## INPUT
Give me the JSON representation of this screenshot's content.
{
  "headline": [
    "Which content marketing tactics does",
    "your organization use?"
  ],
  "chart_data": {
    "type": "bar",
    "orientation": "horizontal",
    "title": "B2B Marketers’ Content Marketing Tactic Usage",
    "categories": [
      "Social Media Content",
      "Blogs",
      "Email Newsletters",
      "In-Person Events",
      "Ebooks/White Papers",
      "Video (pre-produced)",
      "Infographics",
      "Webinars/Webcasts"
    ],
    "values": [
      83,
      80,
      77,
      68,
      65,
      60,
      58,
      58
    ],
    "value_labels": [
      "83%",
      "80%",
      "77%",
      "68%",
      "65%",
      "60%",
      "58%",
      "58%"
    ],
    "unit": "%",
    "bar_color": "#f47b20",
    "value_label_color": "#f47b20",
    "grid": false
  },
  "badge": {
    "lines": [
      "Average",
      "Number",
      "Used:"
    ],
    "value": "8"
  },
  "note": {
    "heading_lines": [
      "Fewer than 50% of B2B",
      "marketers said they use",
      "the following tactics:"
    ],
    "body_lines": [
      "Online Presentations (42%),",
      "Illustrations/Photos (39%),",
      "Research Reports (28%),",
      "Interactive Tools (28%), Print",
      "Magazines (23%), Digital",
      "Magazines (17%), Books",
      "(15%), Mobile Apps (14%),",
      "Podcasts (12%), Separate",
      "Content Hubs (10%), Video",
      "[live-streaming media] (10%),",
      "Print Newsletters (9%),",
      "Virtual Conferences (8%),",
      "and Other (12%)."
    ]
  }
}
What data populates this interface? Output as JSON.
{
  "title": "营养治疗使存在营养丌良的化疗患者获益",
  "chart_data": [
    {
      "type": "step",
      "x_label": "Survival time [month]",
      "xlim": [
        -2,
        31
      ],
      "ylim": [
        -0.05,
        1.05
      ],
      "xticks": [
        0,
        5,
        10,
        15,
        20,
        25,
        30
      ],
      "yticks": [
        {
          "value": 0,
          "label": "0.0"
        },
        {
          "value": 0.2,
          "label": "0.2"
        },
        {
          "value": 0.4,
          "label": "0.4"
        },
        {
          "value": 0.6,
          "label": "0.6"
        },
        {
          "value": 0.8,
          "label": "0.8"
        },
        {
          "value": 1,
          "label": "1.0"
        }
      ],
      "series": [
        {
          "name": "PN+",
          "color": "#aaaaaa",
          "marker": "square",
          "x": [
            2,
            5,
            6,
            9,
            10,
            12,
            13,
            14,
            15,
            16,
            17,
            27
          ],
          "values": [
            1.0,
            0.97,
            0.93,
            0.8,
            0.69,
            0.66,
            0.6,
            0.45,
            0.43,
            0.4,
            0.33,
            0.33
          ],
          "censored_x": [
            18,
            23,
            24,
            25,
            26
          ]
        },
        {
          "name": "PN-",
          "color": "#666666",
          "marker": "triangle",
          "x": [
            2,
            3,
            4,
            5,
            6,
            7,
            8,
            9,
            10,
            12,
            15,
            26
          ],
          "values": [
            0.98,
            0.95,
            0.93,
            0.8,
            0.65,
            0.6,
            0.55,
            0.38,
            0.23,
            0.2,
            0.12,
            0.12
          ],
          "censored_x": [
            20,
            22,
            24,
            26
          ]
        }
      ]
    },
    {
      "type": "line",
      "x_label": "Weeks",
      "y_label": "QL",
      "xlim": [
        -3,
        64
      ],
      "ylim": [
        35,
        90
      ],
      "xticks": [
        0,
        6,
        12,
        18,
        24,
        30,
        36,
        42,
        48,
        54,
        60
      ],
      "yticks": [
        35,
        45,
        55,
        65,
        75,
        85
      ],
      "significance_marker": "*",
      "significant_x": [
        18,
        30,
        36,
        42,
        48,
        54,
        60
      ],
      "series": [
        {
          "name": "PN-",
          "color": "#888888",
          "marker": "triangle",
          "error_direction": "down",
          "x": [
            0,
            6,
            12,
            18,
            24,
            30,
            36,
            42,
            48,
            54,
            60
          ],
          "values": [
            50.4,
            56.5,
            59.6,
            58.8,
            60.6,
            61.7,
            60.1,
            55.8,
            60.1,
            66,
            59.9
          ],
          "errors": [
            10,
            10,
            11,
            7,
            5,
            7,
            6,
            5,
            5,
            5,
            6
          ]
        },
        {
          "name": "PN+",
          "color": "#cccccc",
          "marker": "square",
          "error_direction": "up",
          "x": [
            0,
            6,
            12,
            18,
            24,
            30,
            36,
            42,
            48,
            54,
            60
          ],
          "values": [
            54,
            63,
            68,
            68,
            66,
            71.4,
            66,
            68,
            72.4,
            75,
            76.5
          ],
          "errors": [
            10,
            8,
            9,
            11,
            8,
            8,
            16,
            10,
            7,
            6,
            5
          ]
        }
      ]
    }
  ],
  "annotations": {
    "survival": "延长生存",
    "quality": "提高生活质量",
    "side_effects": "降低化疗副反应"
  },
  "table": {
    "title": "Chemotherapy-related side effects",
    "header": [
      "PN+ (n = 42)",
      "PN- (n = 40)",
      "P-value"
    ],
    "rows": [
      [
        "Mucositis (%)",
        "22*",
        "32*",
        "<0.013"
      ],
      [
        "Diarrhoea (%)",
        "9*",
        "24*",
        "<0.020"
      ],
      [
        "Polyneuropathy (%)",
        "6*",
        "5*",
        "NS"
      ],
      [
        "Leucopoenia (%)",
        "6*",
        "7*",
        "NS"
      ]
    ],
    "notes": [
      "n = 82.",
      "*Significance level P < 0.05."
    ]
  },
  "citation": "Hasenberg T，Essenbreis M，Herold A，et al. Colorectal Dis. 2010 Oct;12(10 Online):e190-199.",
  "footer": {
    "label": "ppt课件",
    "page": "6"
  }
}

## TASK DETAILS
Your task is to quote the listing above word for word.

## TASK RESULT
Give me the JSON representation of this screenshot's content.
{
  "headline": [
    "Which content marketing tactics does",
    "your organization use?"
  ],
  "chart_data": {
    "type": "bar",
    "orientation": "horizontal",
    "title": "B2B Marketers’ Content Marketing Tactic Usage",
    "categories": [
      "Social Media Content",
      "Blogs",
      "Email Newsletters",
      "In-Person Events",
      "Ebooks/White Papers",
      "Video (pre-produced)",
      "Infographics",
      "Webinars/Webcasts"
    ],
    "values": [
      83,
      80,
      77,
      68,
      65,
      60,
      58,
      58
    ],
    "value_labels": [
      "83%",
      "80%",
      "77%",
      "68%",
      "65%",
      "60%",
      "58%",
      "58%"
    ],
    "unit": "%",
    "bar_color": "#f47b20",
    "value_label_color": "#f47b20",
    "grid": false
  },
  "badge": {
    "lines": [
      "Average",
      "Number",
      "Used:"
    ],
    "value": "8"
  },
  "note": {
    "heading_lines": [
      "Fewer than 50% of B2B",
      "marketers said they use",
      "the following tactics:"
    ],
    "body_lines": [
      "Online Presentations (42%),",
      "Illustrations/Photos (39%),",
      "Research Reports (28%),",
      "Interactive Tools (28%), Print",
      "Magazines (23%), Digital",
      "Magazines (17%), Books",
      "(15%), Mobile Apps (14%),",
      "Podcasts (12%), Separate",
      "Content Hubs (10%), Video",
      "[live-streaming media] (10%),",
      "Print Newsletters (9%),",
      "Virtual Conferences (8%),",
      "and Other (12%)."
    ]
  }
}
What data populates this interface? Output as JSON.
{
  "title": "营养治疗使存在营养丌良的化疗患者获益",
  "chart_data": [
    {
      "type": "step",
      "x_label": "Survival time [month]",
      "xlim": [
        -2,
        31
      ],
      "ylim": [
        -0.05,
        1.05
      ],
      "xticks": [
        0,
        5,
        10,
        15,
        20,
        25,
        30
      ],
      "yticks": [
        {
          "value": 0,
          "label": "0.0"
        },
        {
          "value": 0.2,
          "label": "0.2"
        },
        {
          "value": 0.4,
          "label": "0.4"
        },
        {
          "value": 0.6,
          "label": "0.6"
        },
        {
          "value": 0.8,
          "label": "0.8"
        },
        {
          "value": 1,
          "label": "1.0"
        }
      ],
      "series": [
        {
          "name": "PN+",
          "color": "#aaaaaa",
          "marker": "square",
          "x": [
            2,
            5,
            6,
            9,
            10,
            12,
            13,
            14,
            15,
            16,
            17,
            27
          ],
          "values": [
            1.0,
            0.97,
            0.93,
            0.8,
            0.69,
            0.66,
            0.6,
            0.45,
            0.43,
            0.4,
            0.33,
            0.33
          ],
          "censored_x": [
            18,
            23,
            24,
            25,
            26
          ]
        },
        {
          "name": "PN-",
          "color": "#666666",
          "marker": "triangle",
          "x": [
            2,
            3,
            4,
            5,
            6,
            7,
            8,
            9,
            10,
            12,
            15,
            26
          ],
          "values": [
            0.98,
            0.95,
            0.93,
            0.8,
            0.65,
            0.6,
            0.55,
            0.38,
            0.23,
            0.2,
            0.12,
            0.12
          ],
          "censored_x": [
            20,
            22,
            24,
            26
          ]
        }
      ]
    },
    {
      "type": "line",
      "x_label": "Weeks",
      "y_label": "QL",
      "xlim": [
        -3,
        64
      ],
      "ylim": [
        35,
        90
      ],
      "xticks": [
        0,
        6,
        12,
        18,
        24,
        30,
        36,
        42,
        48,
        54,
        60
      ],
      "yticks": [
        35,
        45,
        55,
        65,
        75,
        85
      ],
      "significance_marker": "*",
      "significant_x": [
        18,
        30,
        36,
        42,
        48,
        54,
        60
      ],
      "series": [
        {
          "name": "PN-",
          "color": "#888888",
          "marker": "triangle",
          "error_direction": "down",
          "x": [
            0,
            6,
            12,
            18,
            24,
            30,
            36,
            42,
            48,
            54,
            60
          ],
          "values": [
            50.4,
            56.5,
            59.6,
            58.8,
            60.6,
            61.7,
            60.1,
            55.8,
            60.1,
            66,
            59.9
          ],
          "errors": [
            10,
            10,
            11,
            7,
            5,
            7,
            6,
            5,
            5,
            5,
            6
          ]
        },
        {
          "name": "PN+",
          "color": "#cccccc",
          "marker": "square",
          "error_direction": "up",
          "x": [
            0,
            6,
            12,
            18,
            24,
            30,
            36,
            42,
            48,
            54,
            60
          ],
          "values": [
            54,
            63,
            68,
            68,
            66,
            71.4,
            66,
            68,
            72.4,
            75,
            76.5
          ],
          "errors": [
            10,
            8,
            9,
            11,
            8,
            8,
            16,
            10,
            7,
            6,
            5
          ]
        }
      ]
    }
  ],
  "annotations": {
    "survival": "延长生存",
    "quality": "提高生活质量",
    "side_effects": "降低化疗副反应"
  },
  "table": {
    "title": "Chemotherapy-related side effects",
    "header": [
      "PN+ (n = 42)",
      "PN- (n = 40)",
      "P-value"
    ],
    "rows": [
      [
        "Mucositis (%)",
        "22*",
        "32*",
        "<0.013"
      ],
      [
        "Diarrhoea (%)",
        "9*",
        "24*",
        "<0.020"
      ],
      [
        "Polyneuropathy (%)",
        "6*",
        "5*",
        "NS"
      ],
      [
        "Leucopoenia (%)",
        "6*",
        "7*",
        "NS"
      ]
    ],
    "notes": [
      "n = 82.",
      "*Significance level P < 0.05."
    ]
  },
  "citation": "Hasenberg T，Essenbreis M，Herold A，et al. Colorectal Dis. 2010 Oct;12(10 Online):e190-199.",
  "footer": {
    "label": "ppt课件",
    "page": "6"
  }
}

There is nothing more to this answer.